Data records

--- start ---

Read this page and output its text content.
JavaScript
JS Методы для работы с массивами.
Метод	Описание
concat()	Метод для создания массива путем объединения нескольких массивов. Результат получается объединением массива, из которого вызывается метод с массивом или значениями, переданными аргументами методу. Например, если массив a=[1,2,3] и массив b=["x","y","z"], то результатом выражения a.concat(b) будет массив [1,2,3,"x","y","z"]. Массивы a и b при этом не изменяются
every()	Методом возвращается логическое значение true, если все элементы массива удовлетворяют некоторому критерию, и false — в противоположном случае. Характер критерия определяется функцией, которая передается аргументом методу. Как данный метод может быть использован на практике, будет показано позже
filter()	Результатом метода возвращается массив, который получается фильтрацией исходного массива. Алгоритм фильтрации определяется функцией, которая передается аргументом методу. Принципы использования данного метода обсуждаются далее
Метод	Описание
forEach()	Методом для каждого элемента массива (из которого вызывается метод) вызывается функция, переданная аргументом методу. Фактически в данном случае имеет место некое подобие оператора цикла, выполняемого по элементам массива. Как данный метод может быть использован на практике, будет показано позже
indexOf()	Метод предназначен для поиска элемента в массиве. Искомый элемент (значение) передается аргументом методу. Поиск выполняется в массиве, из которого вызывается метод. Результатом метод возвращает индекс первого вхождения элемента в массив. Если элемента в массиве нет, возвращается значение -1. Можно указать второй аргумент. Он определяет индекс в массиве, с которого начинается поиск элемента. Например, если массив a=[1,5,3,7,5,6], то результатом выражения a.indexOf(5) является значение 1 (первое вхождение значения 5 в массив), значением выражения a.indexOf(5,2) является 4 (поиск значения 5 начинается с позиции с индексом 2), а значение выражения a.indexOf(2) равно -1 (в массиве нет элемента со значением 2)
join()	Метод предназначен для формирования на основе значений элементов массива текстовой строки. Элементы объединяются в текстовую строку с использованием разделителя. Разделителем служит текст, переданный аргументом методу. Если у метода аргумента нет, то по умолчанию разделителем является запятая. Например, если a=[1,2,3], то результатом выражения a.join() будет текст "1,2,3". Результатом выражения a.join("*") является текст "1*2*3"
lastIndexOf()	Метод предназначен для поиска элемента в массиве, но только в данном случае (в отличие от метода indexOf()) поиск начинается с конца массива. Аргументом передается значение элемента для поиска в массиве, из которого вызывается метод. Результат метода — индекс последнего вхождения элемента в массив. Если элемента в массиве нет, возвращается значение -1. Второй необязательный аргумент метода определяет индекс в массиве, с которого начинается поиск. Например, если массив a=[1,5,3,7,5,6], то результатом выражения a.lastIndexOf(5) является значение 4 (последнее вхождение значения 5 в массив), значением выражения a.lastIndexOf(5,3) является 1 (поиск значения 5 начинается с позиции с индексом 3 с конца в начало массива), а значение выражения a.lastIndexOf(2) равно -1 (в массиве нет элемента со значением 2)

--- end ---

Extract the whole listing, character for character.

Read this page and output its text content.
JavaScript
JS Методы для работы с массивами.
Метод	Описание
concat()	Метод для создания массива путем объединения нескольких массивов. Результат получается объединением массива, из которого вызывается метод с массивом или значениями, переданными аргументами методу. Например, если массив a=[1,2,3] и массив b=["x","y","z"], то результатом выражения a.concat(b) будет массив [1,2,3,"x","y","z"]. Массивы a и b при этом не изменяются
every()	Методом возвращается логическое значение true, если все элементы массива удовлетворяют некоторому критерию, и false — в противоположном случае. Характер критерия определяется функцией, которая передается аргументом методу. Как данный метод может быть использован на практике, будет показано позже
filter()	Результатом метода возвращается массив, который получается фильтрацией исходного массива. Алгоритм фильтрации определяется функцией, которая передается аргументом методу. Принципы использования данного метода обсуждаются далее
Метод	Описание
forEach()	Методом для каждого элемента массива (из которого вызывается метод) вызывается функция, переданная аргументом методу. Фактически в данном случае имеет место некое подобие оператора цикла, выполняемого по элементам массива. Как данный метод может быть использован на практике, будет показано позже
indexOf()	Метод предназначен для поиска элемента в массиве. Искомый элемент (значение) передается аргументом методу. Поиск выполняется в массиве, из которого вызывается метод. Результатом метод возвращает индекс первого вхождения элемента в массив. Если элемента в массиве нет, возвращается значение -1. Можно указать второй аргумент. Он определяет индекс в массиве, с которого начинается поиск элемента. Например, если массив a=[1,5,3,7,5,6], то результатом выражения a.indexOf(5) является значение 1 (первое вхождение значения 5 в массив), значением выражения a.indexOf(5,2) является 4 (поиск значения 5 начинается с позиции с индексом 2), а значение выражения a.indexOf(2) равно -1 (в массиве нет элемента со значением 2)
join()	Метод предназначен для формирования на основе значений элементов массива текстовой строки. Элементы объединяются в текстовую строку с использованием разделителя. Разделителем служит текст, переданный аргументом методу. Если у метода аргумента нет, то по умолчанию разделителем является запятая. Например, если a=[1,2,3], то результатом выражения a.join() будет текст "1,2,3". Результатом выражения a.join("*") является текст "1*2*3"
lastIndexOf()	Метод предназначен для поиска элемента в массиве, но только в данном случае (в отличие от метода indexOf()) поиск начинается с конца массива. Аргументом передается значение элемента для поиска в массиве, из которого вызывается метод. Результат метода — индекс последнего вхождения элемента в массив. Если элемента в массиве нет, возвращается значение -1. Второй необязательный аргумент метода определяет индекс в массиве, с которого начинается поиск. Например, если массив a=[1,5,3,7,5,6], то результатом выражения a.lastIndexOf(5) является значение 4 (последнее вхождение значения 5 в массив), значением выражения a.lastIndexOf(5,3) является 1 (поиск значения 5 начинается с позиции с индексом 3 с конца в начало массива), а значение выражения a.lastIndexOf(2) равно -1 (в массиве нет элемента со значением 2)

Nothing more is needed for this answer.